### Source data
..............................

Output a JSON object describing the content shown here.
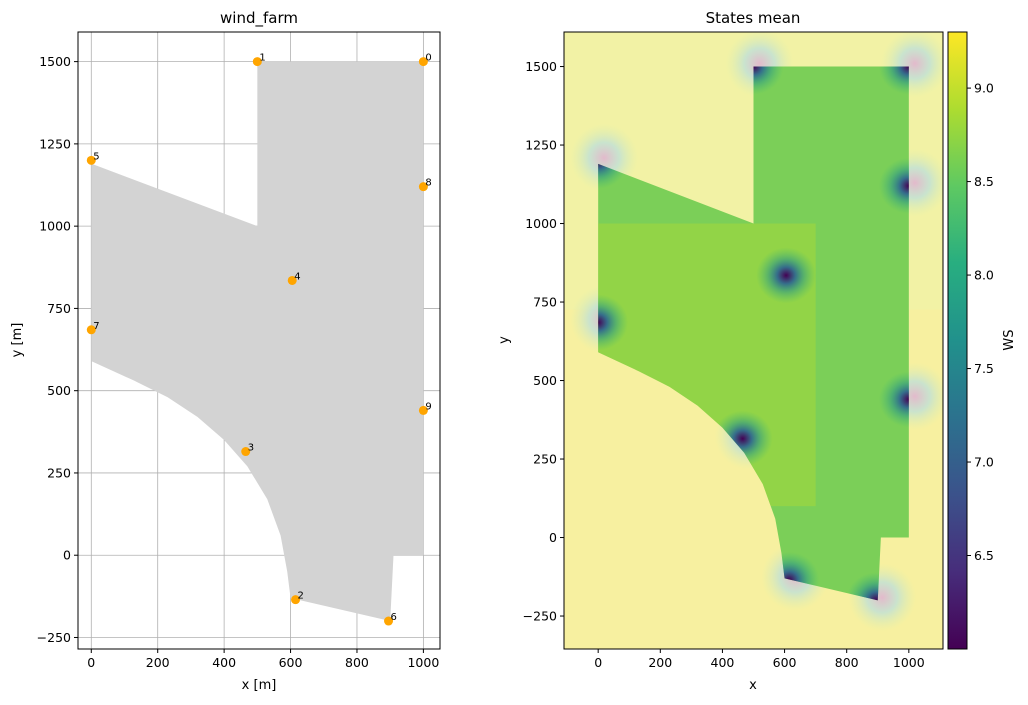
{
  "chart_data": [
    {
      "type": "scatter",
      "title": "wind_farm",
      "xlabel": "x [m]",
      "ylabel": "y [m]",
      "xlim": [
        -40,
        1050
      ],
      "ylim": [
        -285,
        1590
      ],
      "grid": true,
      "xticks": [
        0,
        200,
        400,
        600,
        800,
        1000
      ],
      "yticks": [
        -250,
        0,
        250,
        500,
        750,
        1000,
        1250,
        1500
      ],
      "area_color": "#d3d3d3",
      "marker_color": "#ffa500",
      "boundary": [
        [
          500,
          1500
        ],
        [
          1000,
          1500
        ],
        [
          1000,
          0
        ],
        [
          910,
          0
        ],
        [
          900,
          -200
        ],
        [
          600,
          -130
        ],
        [
          590,
          -50
        ],
        [
          570,
          60
        ],
        [
          530,
          170
        ],
        [
          470,
          270
        ],
        [
          400,
          350
        ],
        [
          320,
          420
        ],
        [
          230,
          480
        ],
        [
          130,
          530
        ],
        [
          0,
          590
        ],
        [
          0,
          1190
        ],
        [
          500,
          1000
        ]
      ],
      "turbines": [
        {
          "label": "0",
          "x": 1000,
          "y": 1500
        },
        {
          "label": "1",
          "x": 500,
          "y": 1500
        },
        {
          "label": "2",
          "x": 615,
          "y": -135
        },
        {
          "label": "3",
          "x": 465,
          "y": 315
        },
        {
          "label": "4",
          "x": 605,
          "y": 835
        },
        {
          "label": "5",
          "x": 0,
          "y": 1200
        },
        {
          "label": "6",
          "x": 895,
          "y": -200
        },
        {
          "label": "7",
          "x": 0,
          "y": 685
        },
        {
          "label": "8",
          "x": 1000,
          "y": 1120
        },
        {
          "label": "9",
          "x": 1000,
          "y": 440
        }
      ]
    },
    {
      "type": "heatmap",
      "title": "States mean",
      "xlabel": "x",
      "ylabel": "y",
      "xlim": [
        -110,
        1110
      ],
      "ylim": [
        -355,
        1610
      ],
      "extent": {
        "x": [
          -110,
          1110
        ],
        "y": [
          -355,
          1610
        ]
      },
      "xticks": [
        0,
        200,
        400,
        600,
        800,
        1000
      ],
      "yticks": [
        -250,
        0,
        250,
        500,
        750,
        1000,
        1250,
        1500
      ],
      "colorbar": {
        "label": "WS",
        "min": 6.0,
        "max": 9.3,
        "ticks": [
          6.5,
          7.0,
          7.5,
          8.0,
          8.5,
          9.0
        ]
      },
      "inside_ws": 8.7,
      "outside_ws": 8.9,
      "wake_min_ws": 6.1
    }
  ]
}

..............................

### What you have to do
Drop the pictures and reproduce the rest of the entries above exactly.

### Expected output
Output a JSON object describing the content shown here.
{
  "chart_data": [
    {
      "type": "scatter",
      "title": "wind_farm",
      "xlabel": "x [m]",
      "ylabel": "y [m]",
      "xlim": [
        -40,
        1050
      ],
      "ylim": [
        -285,
        1590
      ],
      "grid": true,
      "xticks": [
        0,
        200,
        400,
        600,
        800,
        1000
      ],
      "yticks": [
        -250,
        0,
        250,
        500,
        750,
        1000,
        1250,
        1500
      ],
      "area_color": "#d3d3d3",
      "marker_color": "#ffa500",
      "boundary": [
        [
          500,
          1500
        ],
        [
          1000,
          1500
        ],
        [
          1000,
          0
        ],
        [
          910,
          0
        ],
        [
          900,
          -200
        ],
        [
          600,
          -130
        ],
        [
          590,
          -50
        ],
        [
          570,
          60
        ],
        [
          530,
          170
        ],
        [
          470,
          270
        ],
        [
          400,
          350
        ],
        [
          320,
          420
        ],
        [
          230,
          480
        ],
        [
          130,
          530
        ],
        [
          0,
          590
        ],
        [
          0,
          1190
        ],
        [
          500,
          1000
        ]
      ],
      "turbines": [
        {
          "label": "0",
          "x": 1000,
          "y": 1500
        },
        {
          "label": "1",
          "x": 500,
          "y": 1500
        },
        {
          "label": "2",
          "x": 615,
          "y": -135
        },
        {
          "label": "3",
          "x": 465,
          "y": 315
        },
        {
          "label": "4",
          "x": 605,
          "y": 835
        },
        {
          "label": "5",
          "x": 0,
          "y": 1200
        },
        {
          "label": "6",
          "x": 895,
          "y": -200
        },
        {
          "label": "7",
          "x": 0,
          "y": 685
        },
        {
          "label": "8",
          "x": 1000,
          "y": 1120
        },
        {
          "label": "9",
          "x": 1000,
          "y": 440
        }
      ]
    },
    {
      "type": "heatmap",
      "title": "States mean",
      "xlabel": "x",
      "ylabel": "y",
      "xlim": [
        -110,
        1110
      ],
      "ylim": [
        -355,
        1610
      ],
      "extent": {
        "x": [
          -110,
          1110
        ],
        "y": [
          -355,
          1610
        ]
      },
      "xticks": [
        0,
        200,
        400,
        600,
        800,
        1000
      ],
      "yticks": [
        -250,
        0,
        250,
        500,
        750,
        1000,
        1250,
        1500
      ],
      "colorbar": {
        "label": "WS",
        "min": 6.0,
        "max": 9.3,
        "ticks": [
          6.5,
          7.0,
          7.5,
          8.0,
          8.5,
          9.0
        ]
      },
      "inside_ws": 8.7,
      "outside_ws": 8.9,
      "wake_min_ws": 6.1
    }
  ]
}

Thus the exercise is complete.